** Start DATA SHOWN **
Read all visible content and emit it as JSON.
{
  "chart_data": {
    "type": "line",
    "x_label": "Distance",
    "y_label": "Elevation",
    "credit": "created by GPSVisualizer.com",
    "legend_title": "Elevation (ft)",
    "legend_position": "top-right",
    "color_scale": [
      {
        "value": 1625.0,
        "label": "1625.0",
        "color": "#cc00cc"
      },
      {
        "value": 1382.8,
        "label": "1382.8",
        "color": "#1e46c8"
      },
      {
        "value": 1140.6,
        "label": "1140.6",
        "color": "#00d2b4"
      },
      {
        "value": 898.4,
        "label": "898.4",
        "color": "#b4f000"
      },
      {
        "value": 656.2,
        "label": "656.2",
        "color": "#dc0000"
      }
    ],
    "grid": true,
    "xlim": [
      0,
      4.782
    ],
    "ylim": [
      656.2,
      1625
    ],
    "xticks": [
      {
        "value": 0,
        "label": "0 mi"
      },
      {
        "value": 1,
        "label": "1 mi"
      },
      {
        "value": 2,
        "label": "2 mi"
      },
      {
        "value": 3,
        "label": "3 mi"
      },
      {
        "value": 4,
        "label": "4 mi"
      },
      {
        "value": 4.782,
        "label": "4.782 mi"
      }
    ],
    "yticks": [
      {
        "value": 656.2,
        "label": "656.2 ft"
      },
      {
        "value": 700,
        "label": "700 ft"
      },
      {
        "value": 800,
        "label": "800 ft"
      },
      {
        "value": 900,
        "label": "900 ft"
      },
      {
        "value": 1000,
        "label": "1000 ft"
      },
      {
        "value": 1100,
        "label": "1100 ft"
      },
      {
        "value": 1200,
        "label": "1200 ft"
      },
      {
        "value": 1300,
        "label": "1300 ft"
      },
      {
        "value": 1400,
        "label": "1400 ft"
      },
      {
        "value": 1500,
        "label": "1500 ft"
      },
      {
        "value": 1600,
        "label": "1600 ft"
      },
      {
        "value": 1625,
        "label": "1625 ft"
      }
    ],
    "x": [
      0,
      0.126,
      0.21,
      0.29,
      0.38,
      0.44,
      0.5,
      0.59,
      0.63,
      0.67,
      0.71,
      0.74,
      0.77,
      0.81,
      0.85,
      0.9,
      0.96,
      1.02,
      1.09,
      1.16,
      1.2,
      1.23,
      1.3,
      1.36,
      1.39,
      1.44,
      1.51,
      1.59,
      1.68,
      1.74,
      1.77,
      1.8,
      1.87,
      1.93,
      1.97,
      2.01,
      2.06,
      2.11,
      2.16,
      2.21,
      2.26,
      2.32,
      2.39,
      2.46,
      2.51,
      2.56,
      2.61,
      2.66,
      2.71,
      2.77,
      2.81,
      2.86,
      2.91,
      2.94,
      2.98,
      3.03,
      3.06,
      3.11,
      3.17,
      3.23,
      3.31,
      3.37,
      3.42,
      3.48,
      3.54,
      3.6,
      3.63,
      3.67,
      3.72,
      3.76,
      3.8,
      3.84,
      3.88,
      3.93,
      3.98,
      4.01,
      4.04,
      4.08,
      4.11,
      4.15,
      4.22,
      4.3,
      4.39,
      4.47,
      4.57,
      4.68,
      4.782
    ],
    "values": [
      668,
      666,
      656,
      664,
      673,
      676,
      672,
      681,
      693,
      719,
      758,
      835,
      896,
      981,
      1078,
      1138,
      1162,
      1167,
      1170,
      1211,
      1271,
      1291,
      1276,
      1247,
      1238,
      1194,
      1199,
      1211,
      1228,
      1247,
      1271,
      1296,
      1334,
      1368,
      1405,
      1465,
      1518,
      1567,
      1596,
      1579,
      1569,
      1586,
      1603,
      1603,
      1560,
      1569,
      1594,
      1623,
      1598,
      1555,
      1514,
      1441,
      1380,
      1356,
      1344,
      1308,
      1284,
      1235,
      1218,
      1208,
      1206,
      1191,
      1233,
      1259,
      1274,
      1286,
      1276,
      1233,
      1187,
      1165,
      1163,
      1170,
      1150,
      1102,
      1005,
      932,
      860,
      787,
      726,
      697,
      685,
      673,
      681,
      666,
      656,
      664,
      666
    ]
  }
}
** End DATA SHOWN **
• TASK BRIEF
Give the entries once more, exactly as they appear.

• THE OUTPUT
Read all visible content and emit it as JSON.
{
  "chart_data": {
    "type": "line",
    "x_label": "Distance",
    "y_label": "Elevation",
    "credit": "created by GPSVisualizer.com",
    "legend_title": "Elevation (ft)",
    "legend_position": "top-right",
    "color_scale": [
      {
        "value": 1625.0,
        "label": "1625.0",
        "color": "#cc00cc"
      },
      {
        "value": 1382.8,
        "label": "1382.8",
        "color": "#1e46c8"
      },
      {
        "value": 1140.6,
        "label": "1140.6",
        "color": "#00d2b4"
      },
      {
        "value": 898.4,
        "label": "898.4",
        "color": "#b4f000"
      },
      {
        "value": 656.2,
        "label": "656.2",
        "color": "#dc0000"
      }
    ],
    "grid": true,
    "xlim": [
      0,
      4.782
    ],
    "ylim": [
      656.2,
      1625
    ],
    "xticks": [
      {
        "value": 0,
        "label": "0 mi"
      },
      {
        "value": 1,
        "label": "1 mi"
      },
      {
        "value": 2,
        "label": "2 mi"
      },
      {
        "value": 3,
        "label": "3 mi"
      },
      {
        "value": 4,
        "label": "4 mi"
      },
      {
        "value": 4.782,
        "label": "4.782 mi"
      }
    ],
    "yticks": [
      {
        "value": 656.2,
        "label": "656.2 ft"
      },
      {
        "value": 700,
        "label": "700 ft"
      },
      {
        "value": 800,
        "label": "800 ft"
      },
      {
        "value": 900,
        "label": "900 ft"
      },
      {
        "value": 1000,
        "label": "1000 ft"
      },
      {
        "value": 1100,
        "label": "1100 ft"
      },
      {
        "value": 1200,
        "label": "1200 ft"
      },
      {
        "value": 1300,
        "label": "1300 ft"
      },
      {
        "value": 1400,
        "label": "1400 ft"
      },
      {
        "value": 1500,
        "label": "1500 ft"
      },
      {
        "value": 1600,
        "label": "1600 ft"
      },
      {
        "value": 1625,
        "label": "1625 ft"
      }
    ],
    "x": [
      0,
      0.126,
      0.21,
      0.29,
      0.38,
      0.44,
      0.5,
      0.59,
      0.63,
      0.67,
      0.71,
      0.74,
      0.77,
      0.81,
      0.85,
      0.9,
      0.96,
      1.02,
      1.09,
      1.16,
      1.2,
      1.23,
      1.3,
      1.36,
      1.39,
      1.44,
      1.51,
      1.59,
      1.68,
      1.74,
      1.77,
      1.8,
      1.87,
      1.93,
      1.97,
      2.01,
      2.06,
      2.11,
      2.16,
      2.21,
      2.26,
      2.32,
      2.39,
      2.46,
      2.51,
      2.56,
      2.61,
      2.66,
      2.71,
      2.77,
      2.81,
      2.86,
      2.91,
      2.94,
      2.98,
      3.03,
      3.06,
      3.11,
      3.17,
      3.23,
      3.31,
      3.37,
      3.42,
      3.48,
      3.54,
      3.6,
      3.63,
      3.67,
      3.72,
      3.76,
      3.8,
      3.84,
      3.88,
      3.93,
      3.98,
      4.01,
      4.04,
      4.08,
      4.11,
      4.15,
      4.22,
      4.3,
      4.39,
      4.47,
      4.57,
      4.68,
      4.782
    ],
    "values": [
      668,
      666,
      656,
      664,
      673,
      676,
      672,
      681,
      693,
      719,
      758,
      835,
      896,
      981,
      1078,
      1138,
      1162,
      1167,
      1170,
      1211,
      1271,
      1291,
      1276,
      1247,
      1238,
      1194,
      1199,
      1211,
      1228,
      1247,
      1271,
      1296,
      1334,
      1368,
      1405,
      1465,
      1518,
      1567,
      1596,
      1579,
      1569,
      1586,
      1603,
      1603,
      1560,
      1569,
      1594,
      1623,
      1598,
      1555,
      1514,
      1441,
      1380,
      1356,
      1344,
      1308,
      1284,
      1235,
      1218,
      1208,
      1206,
      1191,
      1233,
      1259,
      1274,
      1286,
      1276,
      1233,
      1187,
      1165,
      1163,
      1170,
      1150,
      1102,
      1005,
      932,
      860,
      787,
      726,
      697,
      685,
      673,
      681,
      666,
      656,
      664,
      666
    ]
  }
}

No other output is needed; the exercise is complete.